Soundtrack album by Rob Simonsen, West Dylan Thordson, Mychael Danna and various artists
- Released: November 11, 2014
- Recorded: 2014
- Studios: AIR, London
- Genres: Film score; film soundtrack;
- Length: 49:04
- Label: Madison Gate
- Producers: Rob Simonsen; West Dylan Thordson; Mychael Danna;

Rob Simonsen chronology
| Wish I Was Here (2014) | Foxcatcher (Soundtrack from the Motion Picture) (2014) | The Age of Adaline (2015) |

West Dylan Thordson chronology
|  | Foxcatcher (2014) | Dixieland (2015) |

Mychael Danna chronology
| Tyrant (2014) | Foxcatcher (2014) | The Captive (2014) |

= Foxcatcher (soundtrack) =

2014 soundtrack album

Foxcatcher (Soundtrack from the Motion Picture) is the soundtrack album to the 2014 film Foxcatcher directed by Bennett Miller starring Steve Carell, Channing Tatum, and Mark Ruffalo. The soundtrack featured music composed by Rob Simonsen, West Dylan Thordson and Mychael Danna, and also featured songs from Bob Dylan, Arvo Pärt amongst several others. Madison Gate Records released the soundtrack on November 11, 2014.

== Development ==
Foxcatcher features a musical score composed by Rob Simonsen, who recorded most of the music at AIR Studios in London. He said the film has a sensibility of sparseness as "the notes or colors that do show up have a greater impact". After he listened to Jacob Cohen's cello performance at a subway stop platform, Simonsen eventually brought him to record the cello solos.

Music supervisor Susan Jacobs selected samples from various composers to be used as placeholders for the temp music. Among these were recordings by film composer West Dylan Thordson, which Miller liked. After Thordson met Miller in New York City the following year, Thordson decided to move to New York to compose the test score. Eventually, however, he became involved as a co-composers. Mychael Danna, whom Miller had worked with in Capote (2005) and Moneyball (2011), was assigned to complete the finished score. However, Simonsen would receive the credit for the principal composer.

[Source records]
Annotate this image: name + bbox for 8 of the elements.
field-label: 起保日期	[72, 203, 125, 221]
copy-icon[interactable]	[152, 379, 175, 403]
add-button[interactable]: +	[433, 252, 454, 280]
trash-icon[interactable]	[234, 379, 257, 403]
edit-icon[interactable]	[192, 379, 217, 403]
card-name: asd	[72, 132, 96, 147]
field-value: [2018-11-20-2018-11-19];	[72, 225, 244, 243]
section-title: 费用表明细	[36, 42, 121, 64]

What you need to do: According to the article on the Foxcatcher soundtrack, who recorded the cello solos? You won't need the records for this.

Correct result: Jacob Cohen